Written task: Give the material again with each "chevron-down-icon" changed to "caret-icon", keeping everything else the same, and leave the pictures out.

Exercise inputs:
--- Start ---

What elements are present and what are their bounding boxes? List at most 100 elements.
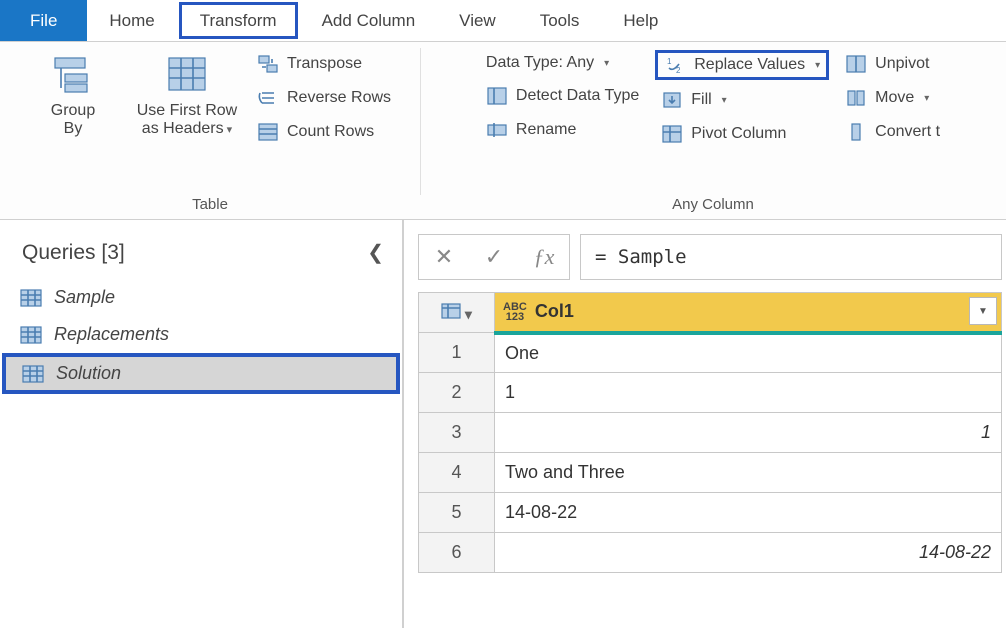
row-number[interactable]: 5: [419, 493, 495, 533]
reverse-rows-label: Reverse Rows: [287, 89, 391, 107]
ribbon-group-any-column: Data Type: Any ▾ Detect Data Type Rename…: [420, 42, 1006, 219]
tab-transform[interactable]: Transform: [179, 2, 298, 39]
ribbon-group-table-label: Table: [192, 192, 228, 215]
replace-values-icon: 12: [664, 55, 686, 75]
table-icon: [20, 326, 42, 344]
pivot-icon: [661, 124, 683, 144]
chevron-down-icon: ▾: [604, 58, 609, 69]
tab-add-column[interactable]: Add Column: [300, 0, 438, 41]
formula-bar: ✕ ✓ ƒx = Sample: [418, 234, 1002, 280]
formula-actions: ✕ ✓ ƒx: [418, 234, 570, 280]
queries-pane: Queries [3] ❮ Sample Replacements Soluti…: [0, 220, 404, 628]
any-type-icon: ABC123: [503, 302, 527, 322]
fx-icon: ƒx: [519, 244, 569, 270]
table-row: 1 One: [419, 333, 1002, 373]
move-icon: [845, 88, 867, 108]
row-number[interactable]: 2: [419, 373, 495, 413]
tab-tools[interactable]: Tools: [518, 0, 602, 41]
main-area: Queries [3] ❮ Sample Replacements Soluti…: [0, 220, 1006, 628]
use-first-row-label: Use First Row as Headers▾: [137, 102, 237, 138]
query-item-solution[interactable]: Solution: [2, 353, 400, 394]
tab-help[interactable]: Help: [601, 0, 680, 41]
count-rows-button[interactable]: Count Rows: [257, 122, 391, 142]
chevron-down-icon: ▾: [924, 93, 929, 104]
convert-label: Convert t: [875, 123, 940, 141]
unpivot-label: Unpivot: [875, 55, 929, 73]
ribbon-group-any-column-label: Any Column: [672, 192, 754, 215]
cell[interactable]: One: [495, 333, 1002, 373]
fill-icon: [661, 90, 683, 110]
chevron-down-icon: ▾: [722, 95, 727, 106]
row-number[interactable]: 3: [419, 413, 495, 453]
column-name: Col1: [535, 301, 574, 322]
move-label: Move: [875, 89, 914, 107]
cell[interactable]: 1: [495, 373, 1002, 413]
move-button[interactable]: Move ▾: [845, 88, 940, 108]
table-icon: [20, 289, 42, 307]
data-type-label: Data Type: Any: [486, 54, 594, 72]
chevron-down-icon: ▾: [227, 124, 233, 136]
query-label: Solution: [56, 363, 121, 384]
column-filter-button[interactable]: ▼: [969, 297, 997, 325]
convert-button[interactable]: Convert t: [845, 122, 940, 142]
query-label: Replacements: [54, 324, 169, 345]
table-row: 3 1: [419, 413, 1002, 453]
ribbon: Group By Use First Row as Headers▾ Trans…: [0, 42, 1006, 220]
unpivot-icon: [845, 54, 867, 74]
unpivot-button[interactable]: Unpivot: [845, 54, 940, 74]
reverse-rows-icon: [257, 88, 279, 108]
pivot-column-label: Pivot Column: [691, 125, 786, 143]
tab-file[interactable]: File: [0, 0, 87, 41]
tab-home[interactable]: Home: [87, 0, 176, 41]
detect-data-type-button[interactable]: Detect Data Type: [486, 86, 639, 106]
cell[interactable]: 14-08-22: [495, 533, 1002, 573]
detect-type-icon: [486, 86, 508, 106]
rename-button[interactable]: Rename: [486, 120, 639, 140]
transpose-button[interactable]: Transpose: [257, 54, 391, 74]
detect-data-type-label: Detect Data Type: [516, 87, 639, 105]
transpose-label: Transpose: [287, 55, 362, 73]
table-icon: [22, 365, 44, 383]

--- End ---

Output:
What elements are present and what are their bounding boxes? List at most 100 elements.
row-number[interactable]: 5: [419, 493, 495, 533]
reverse-rows-label: Reverse Rows: [287, 89, 391, 107]
ribbon-group-any-column: Data Type: Any ▾ Detect Data Type Rename…: [420, 42, 1006, 219]
tab-transform[interactable]: Transform: [179, 2, 298, 39]
ribbon-group-table-label: Table: [192, 192, 228, 215]
replace-values-icon: 12: [664, 55, 686, 75]
table-icon: [20, 326, 42, 344]
pivot-icon: [661, 124, 683, 144]
caret-icon: ▾: [604, 58, 609, 69]
tab-add-column[interactable]: Add Column: [300, 0, 438, 41]
formula-bar: ✕ ✓ ƒx = Sample: [418, 234, 1002, 280]
formula-actions: ✕ ✓ ƒx: [418, 234, 570, 280]
queries-pane: Queries [3] ❮ Sample Replacements Soluti…: [0, 220, 404, 628]
any-type-icon: ABC123: [503, 302, 527, 322]
fx-icon: ƒx: [519, 244, 569, 270]
table-row: 1 One: [419, 333, 1002, 373]
move-icon: [845, 88, 867, 108]
row-number[interactable]: 2: [419, 373, 495, 413]
tab-tools[interactable]: Tools: [518, 0, 602, 41]
main-area: Queries [3] ❮ Sample Replacements Soluti…: [0, 220, 1006, 628]
use-first-row-label: Use First Row as Headers▾: [137, 102, 237, 138]
query-item-solution[interactable]: Solution: [2, 353, 400, 394]
tab-help[interactable]: Help: [601, 0, 680, 41]
count-rows-button[interactable]: Count Rows: [257, 122, 391, 142]
caret-icon: ▾: [924, 93, 929, 104]
convert-label: Convert t: [875, 123, 940, 141]
unpivot-label: Unpivot: [875, 55, 929, 73]
ribbon-group-any-column-label: Any Column: [672, 192, 754, 215]
cell[interactable]: One: [495, 333, 1002, 373]
fill-icon: [661, 90, 683, 110]
caret-icon: ▾: [722, 95, 727, 106]
row-number[interactable]: 3: [419, 413, 495, 453]
column-name: Col1: [535, 301, 574, 322]
move-label: Move: [875, 89, 914, 107]
cell[interactable]: 1: [495, 373, 1002, 413]
move-button[interactable]: Move ▾: [845, 88, 940, 108]
table-icon: [20, 289, 42, 307]
data-type-label: Data Type: Any: [486, 54, 594, 72]
caret-icon: ▾: [227, 124, 233, 136]
query-label: Solution: [56, 363, 121, 384]
column-filter-button[interactable]: ▼: [969, 297, 997, 325]
convert-button[interactable]: Convert t: [845, 122, 940, 142]
query-label: Replacements: [54, 324, 169, 345]
table-row: 3 1: [419, 413, 1002, 453]
ribbon: Group By Use First Row as Headers▾ Trans…: [0, 42, 1006, 220]
unpivot-icon: [845, 54, 867, 74]
unpivot-button[interactable]: Unpivot: [845, 54, 940, 74]
reverse-rows-icon: [257, 88, 279, 108]
pivot-column-label: Pivot Column: [691, 125, 786, 143]
tab-file[interactable]: File: [0, 0, 87, 41]
tab-home[interactable]: Home: [87, 0, 176, 41]
detect-data-type-button[interactable]: Detect Data Type: [486, 86, 639, 106]
cell[interactable]: 14-08-22: [495, 533, 1002, 573]
detect-type-icon: [486, 86, 508, 106]
rename-button[interactable]: Rename: [486, 120, 639, 140]
transpose-button[interactable]: Transpose: [257, 54, 391, 74]
detect-data-type-label: Detect Data Type: [516, 87, 639, 105]
transpose-label: Transpose: [287, 55, 362, 73]
table-icon: [22, 365, 44, 383]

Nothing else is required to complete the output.